**Short problem**: Report all lines from the entries below in which "kind" appears.

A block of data
## Start
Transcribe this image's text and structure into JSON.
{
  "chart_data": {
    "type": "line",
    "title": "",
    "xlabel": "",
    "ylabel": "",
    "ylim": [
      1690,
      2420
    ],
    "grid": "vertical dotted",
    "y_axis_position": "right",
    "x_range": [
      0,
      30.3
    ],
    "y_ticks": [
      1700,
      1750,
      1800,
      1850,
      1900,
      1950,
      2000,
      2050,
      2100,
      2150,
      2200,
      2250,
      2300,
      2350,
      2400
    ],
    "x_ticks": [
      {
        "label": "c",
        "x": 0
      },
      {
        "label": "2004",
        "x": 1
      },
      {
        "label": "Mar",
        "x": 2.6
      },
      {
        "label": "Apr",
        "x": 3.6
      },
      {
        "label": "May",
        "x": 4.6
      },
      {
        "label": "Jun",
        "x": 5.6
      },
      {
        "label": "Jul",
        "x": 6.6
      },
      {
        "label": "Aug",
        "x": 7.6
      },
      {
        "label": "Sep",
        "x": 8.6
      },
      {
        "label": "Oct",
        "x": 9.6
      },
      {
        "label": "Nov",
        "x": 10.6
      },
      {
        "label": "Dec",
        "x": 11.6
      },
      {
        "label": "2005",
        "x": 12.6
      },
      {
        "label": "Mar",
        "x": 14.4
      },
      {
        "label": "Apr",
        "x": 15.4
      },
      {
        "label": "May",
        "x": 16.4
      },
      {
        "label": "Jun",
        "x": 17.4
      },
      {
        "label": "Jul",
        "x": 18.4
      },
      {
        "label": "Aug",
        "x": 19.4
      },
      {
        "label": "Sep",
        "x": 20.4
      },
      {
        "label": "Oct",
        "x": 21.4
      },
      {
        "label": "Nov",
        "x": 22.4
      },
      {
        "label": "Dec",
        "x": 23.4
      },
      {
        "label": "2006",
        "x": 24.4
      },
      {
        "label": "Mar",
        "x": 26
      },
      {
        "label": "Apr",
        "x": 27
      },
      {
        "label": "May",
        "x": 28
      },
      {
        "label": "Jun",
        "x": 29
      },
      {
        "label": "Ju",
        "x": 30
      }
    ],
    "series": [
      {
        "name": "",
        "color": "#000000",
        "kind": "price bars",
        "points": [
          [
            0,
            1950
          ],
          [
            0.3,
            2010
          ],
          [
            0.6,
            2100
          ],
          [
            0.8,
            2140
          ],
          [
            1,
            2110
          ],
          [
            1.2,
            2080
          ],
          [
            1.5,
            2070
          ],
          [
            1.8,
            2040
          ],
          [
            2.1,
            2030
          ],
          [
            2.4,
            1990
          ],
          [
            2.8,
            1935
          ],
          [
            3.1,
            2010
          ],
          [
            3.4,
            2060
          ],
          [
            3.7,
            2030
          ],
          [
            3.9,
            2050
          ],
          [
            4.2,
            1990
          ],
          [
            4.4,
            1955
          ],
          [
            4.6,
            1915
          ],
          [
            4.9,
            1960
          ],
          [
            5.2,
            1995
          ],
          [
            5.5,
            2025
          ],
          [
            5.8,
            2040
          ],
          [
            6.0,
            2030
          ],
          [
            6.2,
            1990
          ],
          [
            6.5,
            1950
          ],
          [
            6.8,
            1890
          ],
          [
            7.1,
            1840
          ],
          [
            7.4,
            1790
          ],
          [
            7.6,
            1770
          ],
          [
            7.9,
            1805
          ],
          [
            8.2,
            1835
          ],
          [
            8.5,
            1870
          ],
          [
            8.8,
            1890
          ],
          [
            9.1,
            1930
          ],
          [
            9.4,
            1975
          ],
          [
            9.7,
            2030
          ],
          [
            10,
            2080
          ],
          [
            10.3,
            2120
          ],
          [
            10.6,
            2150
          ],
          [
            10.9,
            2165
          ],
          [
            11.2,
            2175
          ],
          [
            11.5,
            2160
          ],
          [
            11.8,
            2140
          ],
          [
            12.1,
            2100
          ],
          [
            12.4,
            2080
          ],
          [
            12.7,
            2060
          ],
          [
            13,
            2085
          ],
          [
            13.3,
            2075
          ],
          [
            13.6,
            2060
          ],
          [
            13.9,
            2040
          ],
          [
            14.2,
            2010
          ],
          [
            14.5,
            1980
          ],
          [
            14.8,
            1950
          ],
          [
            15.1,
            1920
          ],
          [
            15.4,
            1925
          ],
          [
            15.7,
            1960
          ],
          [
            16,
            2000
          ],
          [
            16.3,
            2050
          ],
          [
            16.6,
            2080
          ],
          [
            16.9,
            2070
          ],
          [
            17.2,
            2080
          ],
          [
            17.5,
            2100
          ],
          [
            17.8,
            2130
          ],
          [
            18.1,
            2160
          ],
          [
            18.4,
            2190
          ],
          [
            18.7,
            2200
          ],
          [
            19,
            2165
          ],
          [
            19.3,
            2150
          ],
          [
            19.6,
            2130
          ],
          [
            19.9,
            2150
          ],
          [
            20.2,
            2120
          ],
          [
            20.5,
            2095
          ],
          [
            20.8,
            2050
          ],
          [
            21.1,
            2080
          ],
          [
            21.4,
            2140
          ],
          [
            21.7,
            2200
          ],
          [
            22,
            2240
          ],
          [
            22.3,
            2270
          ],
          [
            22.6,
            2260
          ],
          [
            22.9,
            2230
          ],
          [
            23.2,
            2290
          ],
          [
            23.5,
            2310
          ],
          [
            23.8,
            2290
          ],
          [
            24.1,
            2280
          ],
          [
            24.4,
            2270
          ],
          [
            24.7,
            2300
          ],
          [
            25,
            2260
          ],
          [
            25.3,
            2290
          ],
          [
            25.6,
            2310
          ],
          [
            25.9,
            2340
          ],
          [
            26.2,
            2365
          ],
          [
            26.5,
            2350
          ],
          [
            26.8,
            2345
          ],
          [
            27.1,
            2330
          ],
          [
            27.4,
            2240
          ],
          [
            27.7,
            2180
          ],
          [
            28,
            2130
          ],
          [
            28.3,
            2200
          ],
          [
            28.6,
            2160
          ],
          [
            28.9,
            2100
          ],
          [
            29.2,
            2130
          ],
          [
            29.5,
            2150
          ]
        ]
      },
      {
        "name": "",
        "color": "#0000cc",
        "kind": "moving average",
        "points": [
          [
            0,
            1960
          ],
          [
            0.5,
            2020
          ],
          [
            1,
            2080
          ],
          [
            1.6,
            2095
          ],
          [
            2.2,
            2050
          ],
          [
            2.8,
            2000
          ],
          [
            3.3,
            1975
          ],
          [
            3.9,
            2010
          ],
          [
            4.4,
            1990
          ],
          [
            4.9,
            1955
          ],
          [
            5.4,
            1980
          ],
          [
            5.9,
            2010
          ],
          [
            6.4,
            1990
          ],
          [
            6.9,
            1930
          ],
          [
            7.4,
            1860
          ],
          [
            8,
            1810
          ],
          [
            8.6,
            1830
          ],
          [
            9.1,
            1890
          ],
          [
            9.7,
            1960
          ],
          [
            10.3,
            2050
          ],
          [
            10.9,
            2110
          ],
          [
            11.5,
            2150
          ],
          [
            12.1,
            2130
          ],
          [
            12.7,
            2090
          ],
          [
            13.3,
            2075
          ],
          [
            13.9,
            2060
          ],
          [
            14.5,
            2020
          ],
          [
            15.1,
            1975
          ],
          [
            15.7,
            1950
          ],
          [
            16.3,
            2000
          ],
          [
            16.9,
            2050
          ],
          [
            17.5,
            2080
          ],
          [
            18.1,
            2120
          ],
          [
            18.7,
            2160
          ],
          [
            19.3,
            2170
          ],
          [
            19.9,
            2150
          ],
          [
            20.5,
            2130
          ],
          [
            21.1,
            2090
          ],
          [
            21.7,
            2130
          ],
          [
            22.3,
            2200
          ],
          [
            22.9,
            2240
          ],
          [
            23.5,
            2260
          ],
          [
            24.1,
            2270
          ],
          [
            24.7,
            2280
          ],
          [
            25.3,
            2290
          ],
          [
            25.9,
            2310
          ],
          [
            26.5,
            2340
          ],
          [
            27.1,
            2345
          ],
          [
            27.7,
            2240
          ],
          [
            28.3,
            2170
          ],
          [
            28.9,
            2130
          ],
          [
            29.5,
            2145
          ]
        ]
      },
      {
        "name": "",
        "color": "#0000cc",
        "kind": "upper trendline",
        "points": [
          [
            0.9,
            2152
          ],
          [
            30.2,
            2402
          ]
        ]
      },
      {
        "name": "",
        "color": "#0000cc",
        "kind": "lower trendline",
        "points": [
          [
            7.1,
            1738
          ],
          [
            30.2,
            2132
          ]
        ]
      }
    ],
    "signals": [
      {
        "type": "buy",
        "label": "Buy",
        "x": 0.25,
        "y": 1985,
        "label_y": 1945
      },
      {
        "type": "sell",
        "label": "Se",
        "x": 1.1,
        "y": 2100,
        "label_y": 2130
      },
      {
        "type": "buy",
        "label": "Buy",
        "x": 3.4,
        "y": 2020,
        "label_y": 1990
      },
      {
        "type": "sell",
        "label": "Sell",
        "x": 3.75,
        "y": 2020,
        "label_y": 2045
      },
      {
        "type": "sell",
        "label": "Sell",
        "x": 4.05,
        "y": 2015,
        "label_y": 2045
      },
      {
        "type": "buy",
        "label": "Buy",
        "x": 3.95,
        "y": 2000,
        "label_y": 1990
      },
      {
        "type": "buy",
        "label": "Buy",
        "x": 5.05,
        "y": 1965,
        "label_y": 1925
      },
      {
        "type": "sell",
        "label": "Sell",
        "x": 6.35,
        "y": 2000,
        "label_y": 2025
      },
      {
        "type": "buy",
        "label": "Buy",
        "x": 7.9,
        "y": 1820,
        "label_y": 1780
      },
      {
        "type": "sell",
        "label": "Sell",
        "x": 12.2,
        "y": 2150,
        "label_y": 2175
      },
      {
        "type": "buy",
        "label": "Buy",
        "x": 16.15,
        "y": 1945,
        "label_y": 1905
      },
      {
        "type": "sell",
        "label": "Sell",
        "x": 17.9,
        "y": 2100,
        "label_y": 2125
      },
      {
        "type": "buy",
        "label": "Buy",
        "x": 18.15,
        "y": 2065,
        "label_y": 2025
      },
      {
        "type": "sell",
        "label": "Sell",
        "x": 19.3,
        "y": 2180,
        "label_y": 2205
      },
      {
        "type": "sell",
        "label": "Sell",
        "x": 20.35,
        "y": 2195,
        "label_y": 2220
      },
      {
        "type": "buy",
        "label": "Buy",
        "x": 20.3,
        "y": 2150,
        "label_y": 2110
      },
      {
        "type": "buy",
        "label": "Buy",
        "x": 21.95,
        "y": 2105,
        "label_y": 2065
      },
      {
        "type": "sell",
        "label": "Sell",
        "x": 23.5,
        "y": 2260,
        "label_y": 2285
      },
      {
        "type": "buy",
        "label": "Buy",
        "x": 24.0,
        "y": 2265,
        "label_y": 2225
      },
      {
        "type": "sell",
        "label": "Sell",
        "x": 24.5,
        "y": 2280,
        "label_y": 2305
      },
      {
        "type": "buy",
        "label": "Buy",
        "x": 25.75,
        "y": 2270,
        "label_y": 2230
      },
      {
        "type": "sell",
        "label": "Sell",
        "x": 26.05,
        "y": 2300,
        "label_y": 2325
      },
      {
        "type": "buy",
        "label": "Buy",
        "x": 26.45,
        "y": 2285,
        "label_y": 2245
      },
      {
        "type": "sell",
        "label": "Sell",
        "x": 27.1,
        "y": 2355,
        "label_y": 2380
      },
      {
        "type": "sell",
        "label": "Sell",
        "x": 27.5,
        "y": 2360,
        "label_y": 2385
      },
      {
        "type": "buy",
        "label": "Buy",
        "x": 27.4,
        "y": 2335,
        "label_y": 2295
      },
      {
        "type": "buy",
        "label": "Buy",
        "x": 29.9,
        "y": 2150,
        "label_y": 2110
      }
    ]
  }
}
## End
**Exercise response**:
        "kind": "price bars",
        "kind": "moving average",
        "kind": "upper trendline",
        "kind": "lower trendline",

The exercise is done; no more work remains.